The exercise: Track down each line that has the word "Florida" and copy it.
⟨
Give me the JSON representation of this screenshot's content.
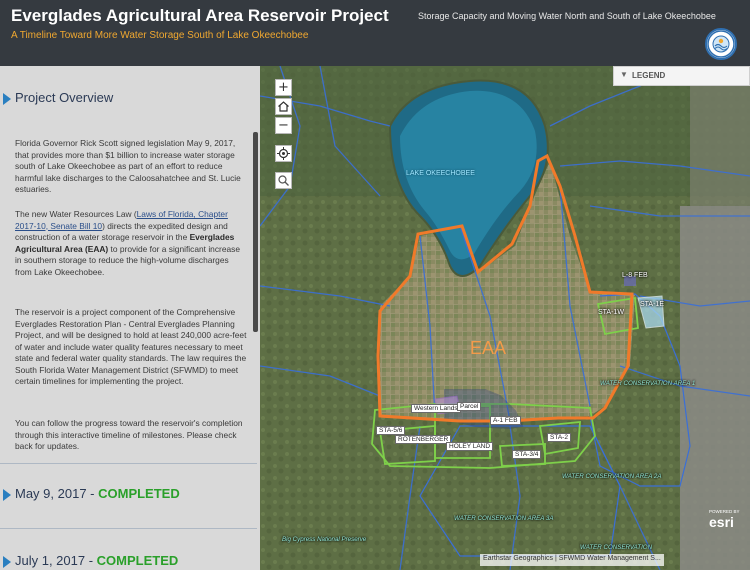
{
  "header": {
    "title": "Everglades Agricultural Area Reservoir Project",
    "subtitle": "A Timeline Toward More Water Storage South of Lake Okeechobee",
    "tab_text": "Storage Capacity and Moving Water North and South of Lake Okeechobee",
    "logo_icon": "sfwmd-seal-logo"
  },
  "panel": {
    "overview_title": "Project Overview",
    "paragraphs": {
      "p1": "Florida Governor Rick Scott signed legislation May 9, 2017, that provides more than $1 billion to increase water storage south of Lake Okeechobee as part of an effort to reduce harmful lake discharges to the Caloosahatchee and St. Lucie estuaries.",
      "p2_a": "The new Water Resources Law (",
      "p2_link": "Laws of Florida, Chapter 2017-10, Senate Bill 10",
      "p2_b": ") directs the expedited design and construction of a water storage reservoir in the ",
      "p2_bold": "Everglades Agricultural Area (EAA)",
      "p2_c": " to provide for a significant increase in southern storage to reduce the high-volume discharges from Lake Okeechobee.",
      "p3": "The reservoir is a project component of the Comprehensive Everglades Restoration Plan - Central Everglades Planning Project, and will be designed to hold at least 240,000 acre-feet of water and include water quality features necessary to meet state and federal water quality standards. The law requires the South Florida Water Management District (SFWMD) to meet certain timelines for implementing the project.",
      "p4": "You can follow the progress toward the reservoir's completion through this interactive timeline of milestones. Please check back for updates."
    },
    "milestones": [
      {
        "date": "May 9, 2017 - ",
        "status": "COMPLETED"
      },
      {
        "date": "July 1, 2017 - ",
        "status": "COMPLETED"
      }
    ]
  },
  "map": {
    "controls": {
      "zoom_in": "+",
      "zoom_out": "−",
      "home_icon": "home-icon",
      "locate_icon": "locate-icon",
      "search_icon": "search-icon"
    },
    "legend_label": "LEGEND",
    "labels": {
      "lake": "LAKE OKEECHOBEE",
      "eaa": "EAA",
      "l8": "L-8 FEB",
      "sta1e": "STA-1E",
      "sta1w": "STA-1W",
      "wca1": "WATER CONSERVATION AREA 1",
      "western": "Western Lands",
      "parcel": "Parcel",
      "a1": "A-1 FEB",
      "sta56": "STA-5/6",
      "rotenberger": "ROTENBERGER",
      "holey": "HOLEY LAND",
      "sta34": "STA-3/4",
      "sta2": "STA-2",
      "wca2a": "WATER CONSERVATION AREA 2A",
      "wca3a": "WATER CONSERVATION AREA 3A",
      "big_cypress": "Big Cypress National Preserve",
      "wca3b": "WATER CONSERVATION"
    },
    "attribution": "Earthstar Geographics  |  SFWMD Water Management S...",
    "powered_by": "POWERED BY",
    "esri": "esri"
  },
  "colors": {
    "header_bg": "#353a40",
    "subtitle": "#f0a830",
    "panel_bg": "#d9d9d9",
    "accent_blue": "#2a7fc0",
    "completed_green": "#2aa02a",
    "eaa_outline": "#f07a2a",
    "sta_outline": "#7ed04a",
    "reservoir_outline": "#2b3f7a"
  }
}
⟩
Result of this task:
      "p1": "Florida Governor Rick Scott signed legislation May 9, 2017, that provides more than $1 billion to increase water storage south of Lake Okeechobee as part of an effort to reduce harmful lake discharges to the Caloosahatchee and St. Lucie estuaries.",
      "p2_link": "Laws of Florida, Chapter 2017-10, Senate Bill 10",
      "p3": "The reservoir is a project component of the Comprehensive Everglades Restoration Plan - Central Everglades Planning Project, and will be designed to hold at least 240,000 acre-feet of water and include water quality features necessary to meet state and federal water quality standards. The law requires the South Florida Water Management District (SFWMD) to meet certain timelines for implementing the project.",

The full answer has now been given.